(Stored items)
────────────────────────────────────────

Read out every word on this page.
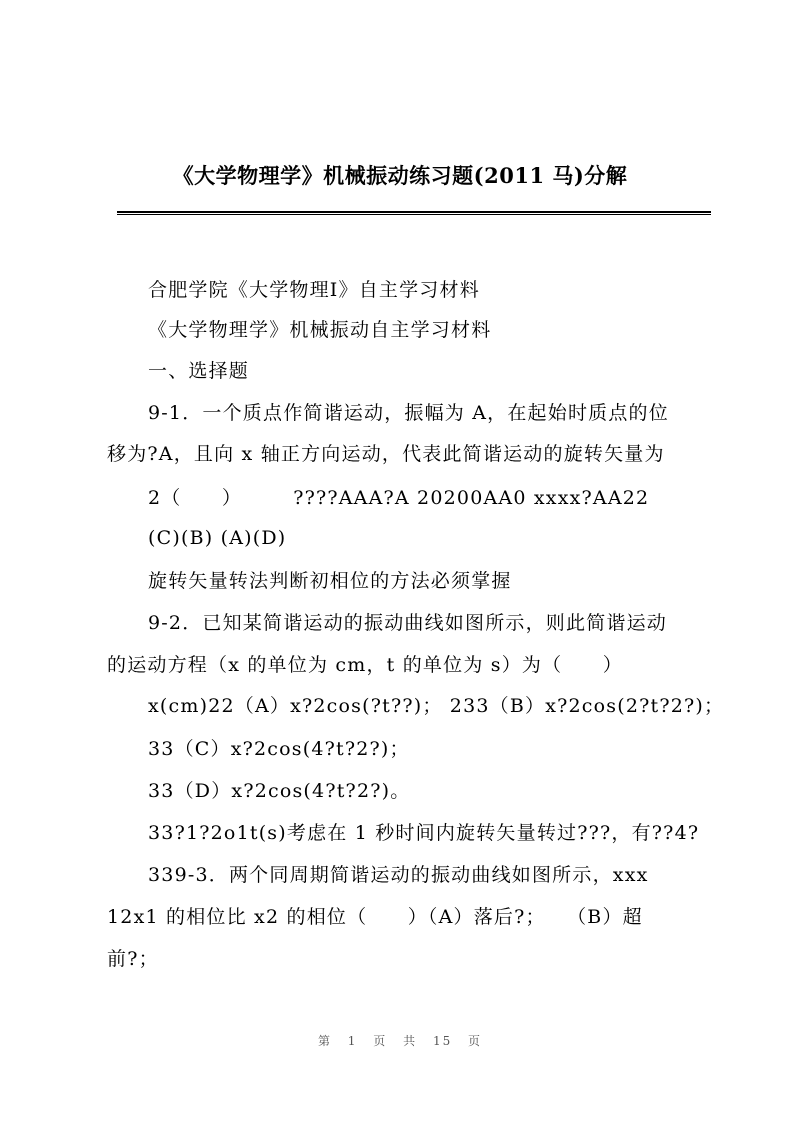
《大学物理学》机械振动练习题(2011 马)分解
合肥学院《大学物理Ⅰ》自主学习材料
《大学物理学》机械振动自主学习材料
一、选择题
9-1．一个质点作简谐运动，振幅为 A，在起始时质点的位
移为?A，且向 x 轴正方向运动，代表此简谐运动的旋转矢量为
2（　　）　　　????AAA?A 20200AA0 xxxx?AA22
(C)(B) (A)(D)
旋转矢量转法判断初相位的方法必须掌握
9-2．已知某简谐运动的振动曲线如图所示，则此简谐运动
的运动方程（x 的单位为 cm，t 的单位为 s）为（　　）
x(cm)22（A）x?2cos(?t??)； 233（B）x?2cos(2?t?2?)；
33（C）x?2cos(4?t?2?)；
33（D）x?2cos(4?t?2?)。
33?1?2o1t(s)考虑在 1 秒时间内旋转矢量转过???，有??4?
339-3．两个同周期简谐运动的振动曲线如图所示，xxx
12x1 的相位比 x2 的相位（　　）（A）落后?；　　（B）超
前?；
第 1 页 共 15 页
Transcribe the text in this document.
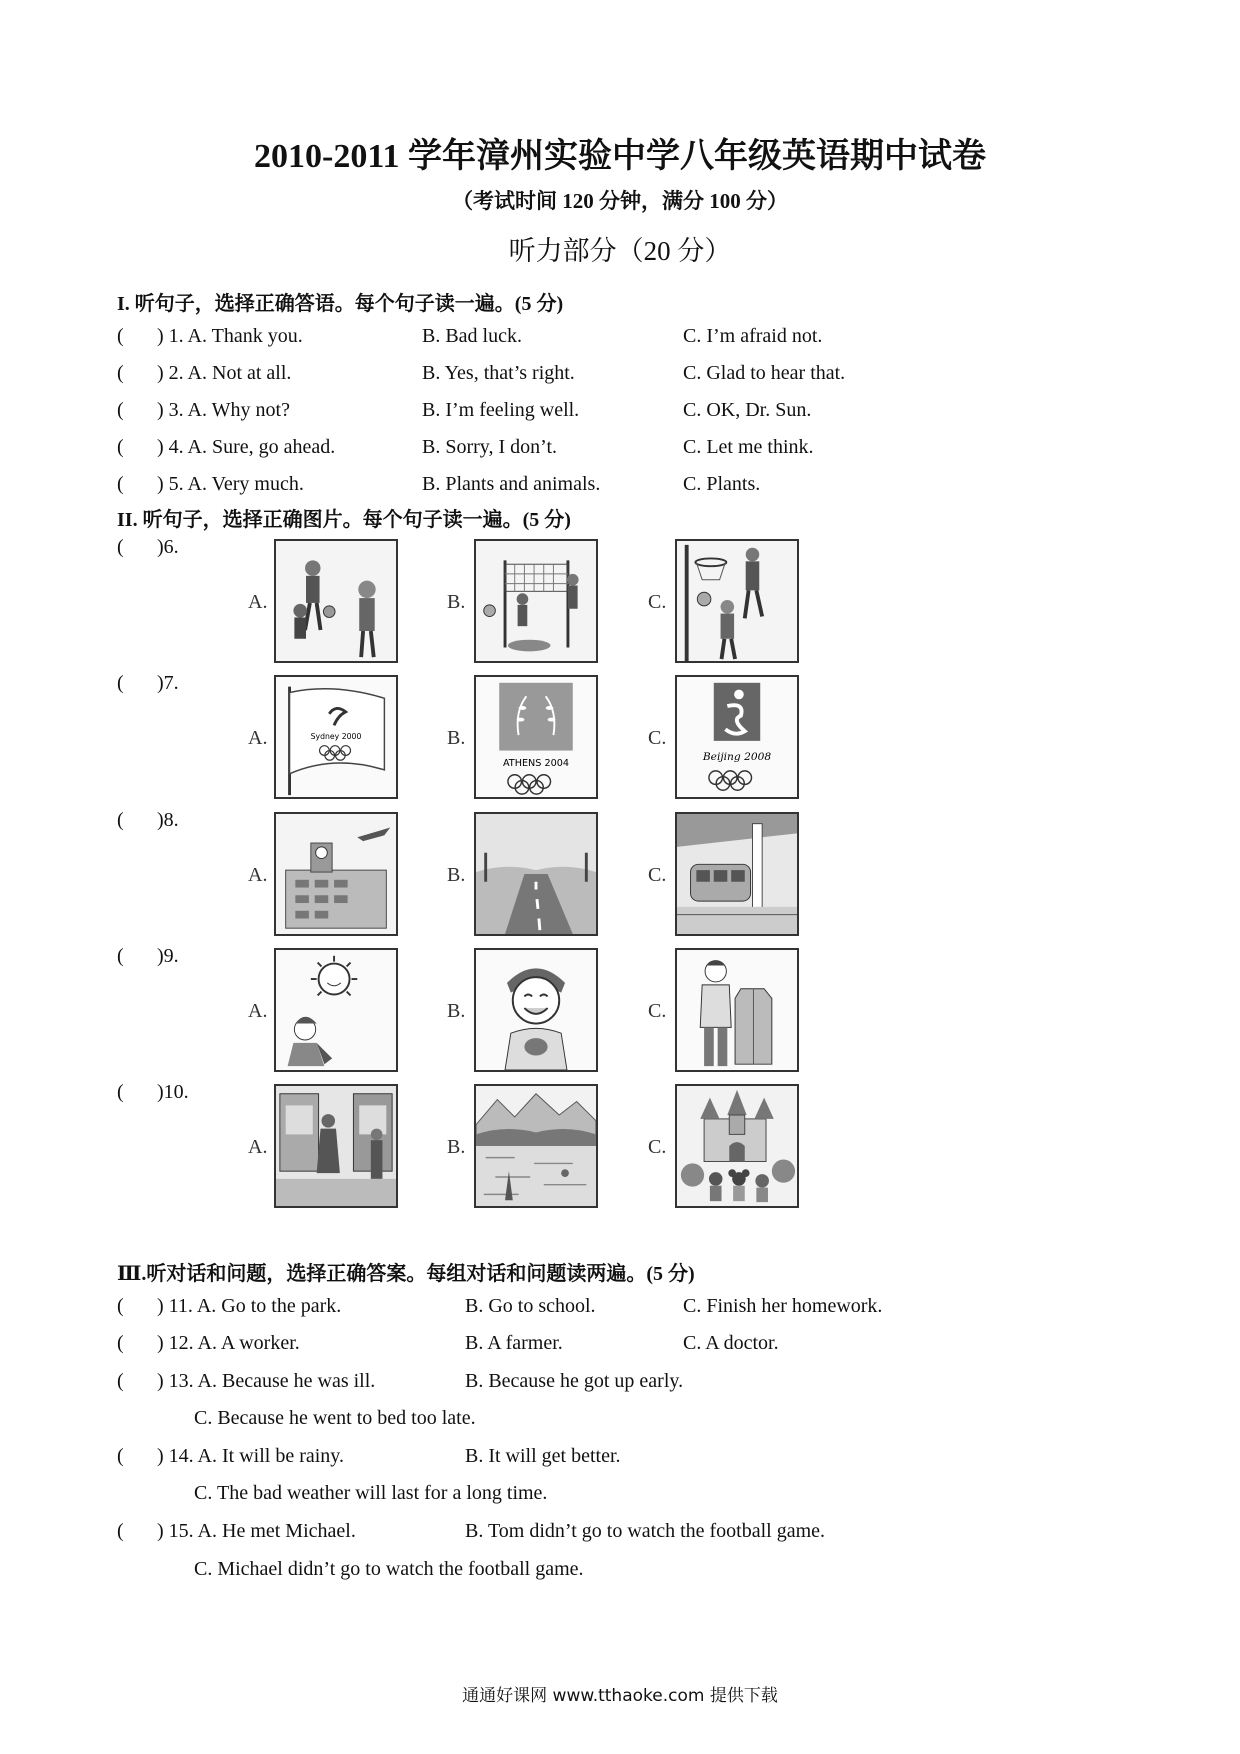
2010-2011 学年漳州实验中学八年级英语期中试卷
（考试时间 120 分钟，满分 100 分）
听力部分（20 分）
I. 听句子，选择正确答语。每个句子读一遍。(5 分)
( ) 1. A. Thank you.	B. Bad luck.	C. I’m afraid not.
( ) 2. A. Not at all.	B. Yes, that’s right.	C. Glad to hear that.
( ) 3. A. Why not?	B. I’m feeling well.	C. OK, Dr. Sun.
( ) 4. A. Sure, go ahead.	B. Sorry, I don’t.	C. Let me think.
( ) 5. A. Very much.	B. Plants and animals.	C. Plants.
II. 听句子，选择正确图片。每个句子读一遍。(5 分)
( )6.
A.	B.	C.
( )7.
A.	B.	C.
Sydney 2000
ATHENS 2004
Beijing 2008
( )8.
A.	B.	C.
( )9.
A.	B.	C.
( )10.
A.	B.	C.
Ⅲ.听对话和问题，选择正确答案。每组对话和问题读两遍。(5 分)
( ) 11. A. Go to the park.	B. Go to school.	C. Finish her homework.
( ) 12. A. A worker.	B. A farmer.	C. A doctor.
( ) 13. A. Because he was ill.	B. Because he got up early.
C. Because he went to bed too late.
( ) 14. A. It will be rainy.	B. It will get better.
C. The bad weather will last for a long time.
( ) 15. A. He met Michael.	B. Tom didn’t go to watch the football game.
C. Michael didn’t go to watch the football game.
通通好课网 www.tthaoke.com 提供下载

────────────────────────────────────────

* WRITTEN REQUEST
Omit the images and transcribe all of the records above word for word.

* EXERCISE RESULT
Read out every word on this page.
《大学物理学》机械振动练习题(2011 马)分解
合肥学院《大学物理Ⅰ》自主学习材料
《大学物理学》机械振动自主学习材料
一、选择题
9-1．一个质点作简谐运动，振幅为 A，在起始时质点的位
移为?A，且向 x 轴正方向运动，代表此简谐运动的旋转矢量为
2（　　）　　　????AAA?A 20200AA0 xxxx?AA22
(C)(B) (A)(D)
旋转矢量转法判断初相位的方法必须掌握
9-2．已知某简谐运动的振动曲线如图所示，则此简谐运动
的运动方程（x 的单位为 cm，t 的单位为 s）为（　　）
x(cm)22（A）x?2cos(?t??)； 233（B）x?2cos(2?t?2?)；
33（C）x?2cos(4?t?2?)；
33（D）x?2cos(4?t?2?)。
33?1?2o1t(s)考虑在 1 秒时间内旋转矢量转过???，有??4?
339-3．两个同周期简谐运动的振动曲线如图所示，xxx
12x1 的相位比 x2 的相位（　　）（A）落后?；　　（B）超
前?；
第 1 页 共 15 页
Transcribe the text in this document.
2010-2011 学年漳州实验中学八年级英语期中试卷
（考试时间 120 分钟，满分 100 分）
听力部分（20 分）
I. 听句子，选择正确答语。每个句子读一遍。(5 分)
( ) 1. A. Thank you.	B. Bad luck.	C. I’m afraid not.
( ) 2. A. Not at all.	B. Yes, that’s right.	C. Glad to hear that.
( ) 3. A. Why not?	B. I’m feeling well.	C. OK, Dr. Sun.
( ) 4. A. Sure, go ahead.	B. Sorry, I don’t.	C. Let me think.
( ) 5. A. Very much.	B. Plants and animals.	C. Plants.
II. 听句子，选择正确图片。每个句子读一遍。(5 分)
( )6.
A.	B.	C.
( )7.
A.	B.	C.
Sydney 2000
ATHENS 2004
Beijing 2008
( )8.
A.	B.	C.
( )9.
A.	B.	C.
( )10.
A.	B.	C.
Ⅲ.听对话和问题，选择正确答案。每组对话和问题读两遍。(5 分)
( ) 11. A. Go to the park.	B. Go to school.	C. Finish her homework.
( ) 12. A. A worker.	B. A farmer.	C. A doctor.
( ) 13. A. Because he was ill.	B. Because he got up early.
C. Because he went to bed too late.
( ) 14. A. It will be rainy.	B. It will get better.
C. The bad weather will last for a long time.
( ) 15. A. He met Michael.	B. Tom didn’t go to watch the football game.
C. Michael didn’t go to watch the football game.
通通好课网 www.tthaoke.com 提供下载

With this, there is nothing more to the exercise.